AIM:
Give the data again, word for word.

* Start THE RECORDS *

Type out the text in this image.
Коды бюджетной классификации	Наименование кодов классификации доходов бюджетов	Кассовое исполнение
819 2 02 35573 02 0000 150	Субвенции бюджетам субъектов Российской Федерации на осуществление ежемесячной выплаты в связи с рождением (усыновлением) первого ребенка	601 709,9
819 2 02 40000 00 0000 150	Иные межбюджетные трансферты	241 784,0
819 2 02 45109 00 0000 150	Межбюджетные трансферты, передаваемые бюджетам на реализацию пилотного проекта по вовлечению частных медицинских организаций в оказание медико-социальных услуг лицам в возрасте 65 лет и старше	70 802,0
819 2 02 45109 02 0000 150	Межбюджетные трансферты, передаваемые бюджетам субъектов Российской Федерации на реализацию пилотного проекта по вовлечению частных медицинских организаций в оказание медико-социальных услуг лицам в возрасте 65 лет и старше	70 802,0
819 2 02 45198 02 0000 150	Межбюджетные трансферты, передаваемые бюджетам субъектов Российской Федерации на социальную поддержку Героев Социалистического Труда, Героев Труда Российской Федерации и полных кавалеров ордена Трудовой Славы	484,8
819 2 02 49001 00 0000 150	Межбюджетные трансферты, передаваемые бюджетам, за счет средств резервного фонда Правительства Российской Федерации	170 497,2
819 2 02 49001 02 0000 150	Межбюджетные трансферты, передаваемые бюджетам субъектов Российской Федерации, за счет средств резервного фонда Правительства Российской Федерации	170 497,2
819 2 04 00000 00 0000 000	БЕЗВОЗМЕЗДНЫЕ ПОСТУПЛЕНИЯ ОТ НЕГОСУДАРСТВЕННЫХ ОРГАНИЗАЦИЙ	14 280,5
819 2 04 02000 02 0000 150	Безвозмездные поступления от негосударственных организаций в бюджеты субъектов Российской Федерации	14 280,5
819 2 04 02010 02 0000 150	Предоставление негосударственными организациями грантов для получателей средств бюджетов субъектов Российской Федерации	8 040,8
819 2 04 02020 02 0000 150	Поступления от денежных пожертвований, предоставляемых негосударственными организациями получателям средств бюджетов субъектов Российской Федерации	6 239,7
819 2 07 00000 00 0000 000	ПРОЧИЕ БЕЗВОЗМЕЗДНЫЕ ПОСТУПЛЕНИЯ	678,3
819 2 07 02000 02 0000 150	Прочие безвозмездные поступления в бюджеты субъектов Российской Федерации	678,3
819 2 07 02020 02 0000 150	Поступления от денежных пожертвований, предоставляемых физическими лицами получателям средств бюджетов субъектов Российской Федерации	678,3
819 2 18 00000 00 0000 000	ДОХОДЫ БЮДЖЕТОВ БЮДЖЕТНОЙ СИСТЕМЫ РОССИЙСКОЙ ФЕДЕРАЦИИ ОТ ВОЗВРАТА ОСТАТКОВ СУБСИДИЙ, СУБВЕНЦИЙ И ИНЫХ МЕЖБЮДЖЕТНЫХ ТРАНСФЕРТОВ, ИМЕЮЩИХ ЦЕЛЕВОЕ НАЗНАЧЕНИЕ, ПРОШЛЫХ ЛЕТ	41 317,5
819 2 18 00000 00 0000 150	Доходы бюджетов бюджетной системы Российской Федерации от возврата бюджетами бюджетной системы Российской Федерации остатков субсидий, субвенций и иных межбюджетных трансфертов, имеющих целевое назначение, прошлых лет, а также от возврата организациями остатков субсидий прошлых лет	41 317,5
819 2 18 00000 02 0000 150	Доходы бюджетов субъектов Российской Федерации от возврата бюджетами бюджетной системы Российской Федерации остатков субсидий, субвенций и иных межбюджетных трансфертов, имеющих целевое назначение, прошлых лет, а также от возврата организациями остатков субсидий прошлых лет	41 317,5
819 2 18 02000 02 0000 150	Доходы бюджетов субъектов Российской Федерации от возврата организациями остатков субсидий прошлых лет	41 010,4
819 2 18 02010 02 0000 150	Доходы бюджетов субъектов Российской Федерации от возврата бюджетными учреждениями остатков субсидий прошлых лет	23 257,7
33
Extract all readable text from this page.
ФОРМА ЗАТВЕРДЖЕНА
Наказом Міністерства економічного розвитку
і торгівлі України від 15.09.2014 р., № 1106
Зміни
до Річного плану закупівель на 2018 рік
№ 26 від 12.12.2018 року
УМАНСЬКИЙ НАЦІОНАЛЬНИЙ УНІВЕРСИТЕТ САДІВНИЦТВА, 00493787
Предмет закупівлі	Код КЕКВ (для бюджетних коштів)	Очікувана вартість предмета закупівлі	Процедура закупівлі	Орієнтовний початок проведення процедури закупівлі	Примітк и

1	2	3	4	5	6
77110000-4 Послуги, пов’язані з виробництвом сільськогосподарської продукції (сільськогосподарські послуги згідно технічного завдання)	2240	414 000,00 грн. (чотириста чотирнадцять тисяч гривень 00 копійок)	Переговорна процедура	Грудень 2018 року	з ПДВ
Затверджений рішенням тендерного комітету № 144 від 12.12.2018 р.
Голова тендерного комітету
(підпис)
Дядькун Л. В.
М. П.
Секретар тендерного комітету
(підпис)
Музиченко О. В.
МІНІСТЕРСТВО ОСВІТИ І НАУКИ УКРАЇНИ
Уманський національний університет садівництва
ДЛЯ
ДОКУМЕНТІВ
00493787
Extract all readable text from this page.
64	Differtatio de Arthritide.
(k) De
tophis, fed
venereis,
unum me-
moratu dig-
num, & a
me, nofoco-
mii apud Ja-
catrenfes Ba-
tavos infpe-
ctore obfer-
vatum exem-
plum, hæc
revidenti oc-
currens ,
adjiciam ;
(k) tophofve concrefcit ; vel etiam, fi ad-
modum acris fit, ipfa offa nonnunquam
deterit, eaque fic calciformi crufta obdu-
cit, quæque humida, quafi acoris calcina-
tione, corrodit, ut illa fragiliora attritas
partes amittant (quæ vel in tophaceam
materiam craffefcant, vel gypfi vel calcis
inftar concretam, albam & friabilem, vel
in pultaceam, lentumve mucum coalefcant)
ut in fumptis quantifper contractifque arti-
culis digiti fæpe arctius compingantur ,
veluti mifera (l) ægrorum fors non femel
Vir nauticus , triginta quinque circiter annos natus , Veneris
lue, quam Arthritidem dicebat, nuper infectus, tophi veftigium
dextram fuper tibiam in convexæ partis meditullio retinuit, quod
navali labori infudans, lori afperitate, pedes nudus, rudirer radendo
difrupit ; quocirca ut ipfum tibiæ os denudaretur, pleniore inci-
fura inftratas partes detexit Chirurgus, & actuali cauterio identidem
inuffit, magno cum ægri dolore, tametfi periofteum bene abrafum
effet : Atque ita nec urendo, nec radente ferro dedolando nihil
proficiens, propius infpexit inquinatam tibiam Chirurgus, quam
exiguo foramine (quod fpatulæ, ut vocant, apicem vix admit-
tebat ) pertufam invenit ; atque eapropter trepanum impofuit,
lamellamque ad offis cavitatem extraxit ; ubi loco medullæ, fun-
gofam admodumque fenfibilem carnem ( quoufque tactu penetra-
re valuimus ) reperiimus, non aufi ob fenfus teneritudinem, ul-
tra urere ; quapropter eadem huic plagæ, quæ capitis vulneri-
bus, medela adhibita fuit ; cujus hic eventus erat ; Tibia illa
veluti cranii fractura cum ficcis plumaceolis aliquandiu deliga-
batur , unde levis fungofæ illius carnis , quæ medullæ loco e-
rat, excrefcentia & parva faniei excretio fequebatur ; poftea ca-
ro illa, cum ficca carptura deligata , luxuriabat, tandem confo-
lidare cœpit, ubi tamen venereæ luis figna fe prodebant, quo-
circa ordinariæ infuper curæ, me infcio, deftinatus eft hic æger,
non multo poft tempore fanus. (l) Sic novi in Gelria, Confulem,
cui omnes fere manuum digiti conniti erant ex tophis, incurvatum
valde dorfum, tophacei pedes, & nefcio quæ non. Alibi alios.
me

* End THE RECORDS *

EXPECTED ANSWER:
Type out the text in this image.
Коды бюджетной классификации	Наименование кодов классификации доходов бюджетов	Кассовое исполнение
819 2 02 35573 02 0000 150	Субвенции бюджетам субъектов Российской Федерации на осуществление ежемесячной выплаты в связи с рождением (усыновлением) первого ребенка	601 709,9
819 2 02 40000 00 0000 150	Иные межбюджетные трансферты	241 784,0
819 2 02 45109 00 0000 150	Межбюджетные трансферты, передаваемые бюджетам на реализацию пилотного проекта по вовлечению частных медицинских организаций в оказание медико-социальных услуг лицам в возрасте 65 лет и старше	70 802,0
819 2 02 45109 02 0000 150	Межбюджетные трансферты, передаваемые бюджетам субъектов Российской Федерации на реализацию пилотного проекта по вовлечению частных медицинских организаций в оказание медико-социальных услуг лицам в возрасте 65 лет и старше	70 802,0
819 2 02 45198 02 0000 150	Межбюджетные трансферты, передаваемые бюджетам субъектов Российской Федерации на социальную поддержку Героев Социалистического Труда, Героев Труда Российской Федерации и полных кавалеров ордена Трудовой Славы	484,8
819 2 02 49001 00 0000 150	Межбюджетные трансферты, передаваемые бюджетам, за счет средств резервного фонда Правительства Российской Федерации	170 497,2
819 2 02 49001 02 0000 150	Межбюджетные трансферты, передаваемые бюджетам субъектов Российской Федерации, за счет средств резервного фонда Правительства Российской Федерации	170 497,2
819 2 04 00000 00 0000 000	БЕЗВОЗМЕЗДНЫЕ ПОСТУПЛЕНИЯ ОТ НЕГОСУДАРСТВЕННЫХ ОРГАНИЗАЦИЙ	14 280,5
819 2 04 02000 02 0000 150	Безвозмездные поступления от негосударственных организаций в бюджеты субъектов Российской Федерации	14 280,5
819 2 04 02010 02 0000 150	Предоставление негосударственными организациями грантов для получателей средств бюджетов субъектов Российской Федерации	8 040,8
819 2 04 02020 02 0000 150	Поступления от денежных пожертвований, предоставляемых негосударственными организациями получателям средств бюджетов субъектов Российской Федерации	6 239,7
819 2 07 00000 00 0000 000	ПРОЧИЕ БЕЗВОЗМЕЗДНЫЕ ПОСТУПЛЕНИЯ	678,3
819 2 07 02000 02 0000 150	Прочие безвозмездные поступления в бюджеты субъектов Российской Федерации	678,3
819 2 07 02020 02 0000 150	Поступления от денежных пожертвований, предоставляемых физическими лицами получателям средств бюджетов субъектов Российской Федерации	678,3
819 2 18 00000 00 0000 000	ДОХОДЫ БЮДЖЕТОВ БЮДЖЕТНОЙ СИСТЕМЫ РОССИЙСКОЙ ФЕДЕРАЦИИ ОТ ВОЗВРАТА ОСТАТКОВ СУБСИДИЙ, СУБВЕНЦИЙ И ИНЫХ МЕЖБЮДЖЕТНЫХ ТРАНСФЕРТОВ, ИМЕЮЩИХ ЦЕЛЕВОЕ НАЗНАЧЕНИЕ, ПРОШЛЫХ ЛЕТ	41 317,5
819 2 18 00000 00 0000 150	Доходы бюджетов бюджетной системы Российской Федерации от возврата бюджетами бюджетной системы Российской Федерации остатков субсидий, субвенций и иных межбюджетных трансфертов, имеющих целевое назначение, прошлых лет, а также от возврата организациями остатков субсидий прошлых лет	41 317,5
819 2 18 00000 02 0000 150	Доходы бюджетов субъектов Российской Федерации от возврата бюджетами бюджетной системы Российской Федерации остатков субсидий, субвенций и иных межбюджетных трансфертов, имеющих целевое назначение, прошлых лет, а также от возврата организациями остатков субсидий прошлых лет	41 317,5
819 2 18 02000 02 0000 150	Доходы бюджетов субъектов Российской Федерации от возврата организациями остатков субсидий прошлых лет	41 010,4
819 2 18 02010 02 0000 150	Доходы бюджетов субъектов Российской Федерации от возврата бюджетными учреждениями остатков субсидий прошлых лет	23 257,7
33
Extract all readable text from this page.
ФОРМА ЗАТВЕРДЖЕНА
Наказом Міністерства економічного розвитку
і торгівлі України від 15.09.2014 р., № 1106
Зміни
до Річного плану закупівель на 2018 рік
№ 26 від 12.12.2018 року
УМАНСЬКИЙ НАЦІОНАЛЬНИЙ УНІВЕРСИТЕТ САДІВНИЦТВА, 00493787
Предмет закупівлі	Код КЕКВ (для бюджетних коштів)	Очікувана вартість предмета закупівлі	Процедура закупівлі	Орієнтовний початок проведення процедури закупівлі	Примітк и

1	2	3	4	5	6
77110000-4 Послуги, пов’язані з виробництвом сільськогосподарської продукції (сільськогосподарські послуги згідно технічного завдання)	2240	414 000,00 грн. (чотириста чотирнадцять тисяч гривень 00 копійок)	Переговорна процедура	Грудень 2018 року	з ПДВ
Затверджений рішенням тендерного комітету № 144 від 12.12.2018 р.
Голова тендерного комітету
(підпис)
Дядькун Л. В.
М. П.
Секретар тендерного комітету
(підпис)
Музиченко О. В.
МІНІСТЕРСТВО ОСВІТИ І НАУКИ УКРАЇНИ
Уманський національний університет садівництва
ДЛЯ
ДОКУМЕНТІВ
00493787
Extract all readable text from this page.
64	Differtatio de Arthritide.
(k) De
tophis, fed
venereis,
unum me-
moratu dig-
num, & a
me, nofoco-
mii apud Ja-
catrenfes Ba-
tavos infpe-
ctore obfer-
vatum exem-
plum, hæc
revidenti oc-
currens ,
adjiciam ;
(k) tophofve concrefcit ; vel etiam, fi ad-
modum acris fit, ipfa offa nonnunquam
deterit, eaque fic calciformi crufta obdu-
cit, quæque humida, quafi acoris calcina-
tione, corrodit, ut illa fragiliora attritas
partes amittant (quæ vel in tophaceam
materiam craffefcant, vel gypfi vel calcis
inftar concretam, albam & friabilem, vel
in pultaceam, lentumve mucum coalefcant)
ut in fumptis quantifper contractifque arti-
culis digiti fæpe arctius compingantur ,
veluti mifera (l) ægrorum fors non femel
Vir nauticus , triginta quinque circiter annos natus , Veneris
lue, quam Arthritidem dicebat, nuper infectus, tophi veftigium
dextram fuper tibiam in convexæ partis meditullio retinuit, quod
navali labori infudans, lori afperitate, pedes nudus, rudirer radendo
difrupit ; quocirca ut ipfum tibiæ os denudaretur, pleniore inci-
fura inftratas partes detexit Chirurgus, & actuali cauterio identidem
inuffit, magno cum ægri dolore, tametfi periofteum bene abrafum
effet : Atque ita nec urendo, nec radente ferro dedolando nihil
proficiens, propius infpexit inquinatam tibiam Chirurgus, quam
exiguo foramine (quod fpatulæ, ut vocant, apicem vix admit-
tebat ) pertufam invenit ; atque eapropter trepanum impofuit,
lamellamque ad offis cavitatem extraxit ; ubi loco medullæ, fun-
gofam admodumque fenfibilem carnem ( quoufque tactu penetra-
re valuimus ) reperiimus, non aufi ob fenfus teneritudinem, ul-
tra urere ; quapropter eadem huic plagæ, quæ capitis vulneri-
bus, medela adhibita fuit ; cujus hic eventus erat ; Tibia illa
veluti cranii fractura cum ficcis plumaceolis aliquandiu deliga-
batur , unde levis fungofæ illius carnis , quæ medullæ loco e-
rat, excrefcentia & parva faniei excretio fequebatur ; poftea ca-
ro illa, cum ficca carptura deligata , luxuriabat, tandem confo-
lidare cœpit, ubi tamen venereæ luis figna fe prodebant, quo-
circa ordinariæ infuper curæ, me infcio, deftinatus eft hic æger,
non multo poft tempore fanus. (l) Sic novi in Gelria, Confulem,
cui omnes fere manuum digiti conniti erant ex tophis, incurvatum
valde dorfum, tophacei pedes, & nefcio quæ non. Alibi alios.
me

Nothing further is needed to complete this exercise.